▸ Exercise details: All lines holding the string "this" are to be shown.

>>>

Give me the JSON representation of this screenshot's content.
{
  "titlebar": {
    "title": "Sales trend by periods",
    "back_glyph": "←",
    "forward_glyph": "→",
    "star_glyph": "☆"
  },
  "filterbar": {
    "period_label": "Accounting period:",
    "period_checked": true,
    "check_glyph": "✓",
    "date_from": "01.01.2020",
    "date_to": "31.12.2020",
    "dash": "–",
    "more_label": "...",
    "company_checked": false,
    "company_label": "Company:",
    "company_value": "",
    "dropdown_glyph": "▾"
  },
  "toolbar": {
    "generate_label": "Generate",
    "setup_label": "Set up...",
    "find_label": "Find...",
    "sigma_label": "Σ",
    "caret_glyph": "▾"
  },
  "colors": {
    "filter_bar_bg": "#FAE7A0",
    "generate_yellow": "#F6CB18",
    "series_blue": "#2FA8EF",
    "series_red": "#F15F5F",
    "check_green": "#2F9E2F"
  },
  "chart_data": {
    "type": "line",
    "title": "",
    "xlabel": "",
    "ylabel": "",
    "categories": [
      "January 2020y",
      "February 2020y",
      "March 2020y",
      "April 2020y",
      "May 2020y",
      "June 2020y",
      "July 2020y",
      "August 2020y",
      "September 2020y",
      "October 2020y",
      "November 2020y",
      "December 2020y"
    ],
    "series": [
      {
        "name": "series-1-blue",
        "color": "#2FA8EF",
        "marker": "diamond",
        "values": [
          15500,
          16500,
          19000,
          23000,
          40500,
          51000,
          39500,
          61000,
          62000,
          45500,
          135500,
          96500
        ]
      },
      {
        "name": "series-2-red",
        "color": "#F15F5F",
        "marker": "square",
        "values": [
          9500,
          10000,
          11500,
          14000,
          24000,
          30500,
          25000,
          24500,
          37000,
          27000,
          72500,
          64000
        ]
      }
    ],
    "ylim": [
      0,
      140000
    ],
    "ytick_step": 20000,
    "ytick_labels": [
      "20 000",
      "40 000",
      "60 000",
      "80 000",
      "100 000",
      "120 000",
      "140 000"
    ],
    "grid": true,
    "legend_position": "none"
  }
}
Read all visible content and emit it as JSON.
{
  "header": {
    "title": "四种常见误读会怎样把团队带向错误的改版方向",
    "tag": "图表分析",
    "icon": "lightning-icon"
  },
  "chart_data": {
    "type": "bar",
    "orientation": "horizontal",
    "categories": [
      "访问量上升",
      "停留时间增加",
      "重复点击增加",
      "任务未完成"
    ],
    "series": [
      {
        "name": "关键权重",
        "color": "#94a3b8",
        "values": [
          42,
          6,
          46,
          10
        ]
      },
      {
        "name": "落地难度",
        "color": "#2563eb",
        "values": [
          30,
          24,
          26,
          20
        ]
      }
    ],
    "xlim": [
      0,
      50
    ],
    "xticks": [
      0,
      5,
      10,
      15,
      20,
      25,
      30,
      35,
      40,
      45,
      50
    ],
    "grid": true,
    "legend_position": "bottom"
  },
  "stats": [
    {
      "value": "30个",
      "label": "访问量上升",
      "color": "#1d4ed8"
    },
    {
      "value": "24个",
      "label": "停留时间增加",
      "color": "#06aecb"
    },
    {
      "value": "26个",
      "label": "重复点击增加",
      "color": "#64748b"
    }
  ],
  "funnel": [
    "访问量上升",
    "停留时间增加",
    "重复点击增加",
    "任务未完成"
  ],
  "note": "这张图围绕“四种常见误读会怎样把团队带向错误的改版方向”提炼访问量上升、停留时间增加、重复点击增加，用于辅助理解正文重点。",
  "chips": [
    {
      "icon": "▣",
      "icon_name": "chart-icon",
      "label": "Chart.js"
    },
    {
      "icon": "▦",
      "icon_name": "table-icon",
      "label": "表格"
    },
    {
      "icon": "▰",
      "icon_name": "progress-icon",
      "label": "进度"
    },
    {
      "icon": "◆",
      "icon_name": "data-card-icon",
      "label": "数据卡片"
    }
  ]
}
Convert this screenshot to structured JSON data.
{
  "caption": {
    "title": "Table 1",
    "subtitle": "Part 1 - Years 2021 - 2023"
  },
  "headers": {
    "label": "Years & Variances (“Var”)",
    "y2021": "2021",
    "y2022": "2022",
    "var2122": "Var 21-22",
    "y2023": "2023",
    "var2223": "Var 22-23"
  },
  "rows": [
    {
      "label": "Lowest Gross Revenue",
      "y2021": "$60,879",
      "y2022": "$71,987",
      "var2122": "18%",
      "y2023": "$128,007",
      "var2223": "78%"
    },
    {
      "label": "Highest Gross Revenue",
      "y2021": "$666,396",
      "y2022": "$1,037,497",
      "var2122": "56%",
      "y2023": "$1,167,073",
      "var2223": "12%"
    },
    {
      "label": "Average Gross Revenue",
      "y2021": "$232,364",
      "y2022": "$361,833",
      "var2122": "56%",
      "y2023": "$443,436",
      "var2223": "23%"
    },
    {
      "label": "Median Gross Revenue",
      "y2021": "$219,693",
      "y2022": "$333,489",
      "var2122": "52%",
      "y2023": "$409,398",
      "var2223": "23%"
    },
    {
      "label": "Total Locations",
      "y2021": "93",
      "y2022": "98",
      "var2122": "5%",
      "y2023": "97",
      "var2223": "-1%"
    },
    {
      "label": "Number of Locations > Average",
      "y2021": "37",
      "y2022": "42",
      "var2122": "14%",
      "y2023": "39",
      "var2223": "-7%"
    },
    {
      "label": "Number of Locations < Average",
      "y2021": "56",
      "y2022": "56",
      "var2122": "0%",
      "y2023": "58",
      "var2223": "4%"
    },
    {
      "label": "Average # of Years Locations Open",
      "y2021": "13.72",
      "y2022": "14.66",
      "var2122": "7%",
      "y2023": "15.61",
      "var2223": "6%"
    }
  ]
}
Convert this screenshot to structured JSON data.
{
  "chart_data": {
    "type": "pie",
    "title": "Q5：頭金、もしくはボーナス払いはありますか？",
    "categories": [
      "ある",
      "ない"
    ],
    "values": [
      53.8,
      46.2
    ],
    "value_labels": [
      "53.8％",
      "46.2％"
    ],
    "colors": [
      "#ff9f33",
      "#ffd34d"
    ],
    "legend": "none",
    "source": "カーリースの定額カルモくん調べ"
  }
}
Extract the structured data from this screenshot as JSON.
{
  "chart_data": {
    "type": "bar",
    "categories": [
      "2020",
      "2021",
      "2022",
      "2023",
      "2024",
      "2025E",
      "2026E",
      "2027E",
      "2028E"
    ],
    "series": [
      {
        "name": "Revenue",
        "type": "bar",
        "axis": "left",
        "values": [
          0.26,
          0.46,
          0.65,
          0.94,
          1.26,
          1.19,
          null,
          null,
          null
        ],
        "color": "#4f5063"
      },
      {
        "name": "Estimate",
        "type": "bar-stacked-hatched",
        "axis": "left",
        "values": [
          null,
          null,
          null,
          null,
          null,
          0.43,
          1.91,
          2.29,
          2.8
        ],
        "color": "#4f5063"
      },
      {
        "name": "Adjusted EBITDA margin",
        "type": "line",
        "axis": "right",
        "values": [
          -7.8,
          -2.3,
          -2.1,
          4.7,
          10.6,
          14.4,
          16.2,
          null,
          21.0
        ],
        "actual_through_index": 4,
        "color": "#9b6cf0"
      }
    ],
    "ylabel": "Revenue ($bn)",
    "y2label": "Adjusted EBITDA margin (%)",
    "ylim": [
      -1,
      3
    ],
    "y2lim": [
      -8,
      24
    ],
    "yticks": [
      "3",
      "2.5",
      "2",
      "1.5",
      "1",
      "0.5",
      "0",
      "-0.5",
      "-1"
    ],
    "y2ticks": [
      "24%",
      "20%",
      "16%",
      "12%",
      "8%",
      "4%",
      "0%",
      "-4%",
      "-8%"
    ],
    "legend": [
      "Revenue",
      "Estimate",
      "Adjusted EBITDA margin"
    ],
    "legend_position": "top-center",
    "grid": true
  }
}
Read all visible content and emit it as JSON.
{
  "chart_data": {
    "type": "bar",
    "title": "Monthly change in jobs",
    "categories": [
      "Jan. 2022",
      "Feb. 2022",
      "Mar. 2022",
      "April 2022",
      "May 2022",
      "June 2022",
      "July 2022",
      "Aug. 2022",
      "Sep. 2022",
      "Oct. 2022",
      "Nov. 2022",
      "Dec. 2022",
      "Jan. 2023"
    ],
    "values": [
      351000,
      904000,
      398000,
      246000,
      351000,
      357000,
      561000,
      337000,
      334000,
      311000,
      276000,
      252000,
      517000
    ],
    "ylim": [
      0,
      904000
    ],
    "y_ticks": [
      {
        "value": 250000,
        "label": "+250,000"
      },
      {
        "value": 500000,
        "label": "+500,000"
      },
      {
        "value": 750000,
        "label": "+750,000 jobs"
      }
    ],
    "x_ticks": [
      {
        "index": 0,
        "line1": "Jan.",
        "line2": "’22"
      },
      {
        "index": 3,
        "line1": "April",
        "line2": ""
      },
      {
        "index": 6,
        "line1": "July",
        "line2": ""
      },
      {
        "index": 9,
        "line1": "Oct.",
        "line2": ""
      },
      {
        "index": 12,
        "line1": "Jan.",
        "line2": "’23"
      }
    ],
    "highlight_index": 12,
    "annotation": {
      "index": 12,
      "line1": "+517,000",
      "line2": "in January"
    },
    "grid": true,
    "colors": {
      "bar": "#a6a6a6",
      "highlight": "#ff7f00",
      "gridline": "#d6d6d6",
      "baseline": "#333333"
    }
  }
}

<<<

▸ Solved problem:
Give me the JSON representation of this screenshot's content.
Convert this screenshot to structured JSON data.
Convert this screenshot to structured JSON data.
Extract the structured data from this screenshot as JSON.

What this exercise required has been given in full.